## [Excerpted data]
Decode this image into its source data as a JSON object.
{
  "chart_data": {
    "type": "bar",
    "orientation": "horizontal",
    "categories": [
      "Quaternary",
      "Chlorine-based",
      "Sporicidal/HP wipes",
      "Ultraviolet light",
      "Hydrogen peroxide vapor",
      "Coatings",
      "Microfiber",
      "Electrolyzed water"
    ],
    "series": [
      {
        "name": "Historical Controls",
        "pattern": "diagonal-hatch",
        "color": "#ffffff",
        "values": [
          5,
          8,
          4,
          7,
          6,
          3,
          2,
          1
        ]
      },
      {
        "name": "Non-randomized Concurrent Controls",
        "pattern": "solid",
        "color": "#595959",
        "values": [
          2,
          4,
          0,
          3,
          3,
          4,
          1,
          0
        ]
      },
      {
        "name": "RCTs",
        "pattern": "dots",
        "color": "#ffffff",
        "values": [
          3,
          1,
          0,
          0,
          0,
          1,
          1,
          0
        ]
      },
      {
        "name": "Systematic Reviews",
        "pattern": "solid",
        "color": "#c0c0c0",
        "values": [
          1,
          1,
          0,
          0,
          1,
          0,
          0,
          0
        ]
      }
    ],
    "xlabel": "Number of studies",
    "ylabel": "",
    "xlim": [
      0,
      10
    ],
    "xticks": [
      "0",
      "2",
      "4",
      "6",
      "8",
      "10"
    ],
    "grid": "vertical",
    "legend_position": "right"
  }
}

## [Problem to work on]
Say how many lines in the records contain the string "name", and say nothing else.

## [Response to this task]
4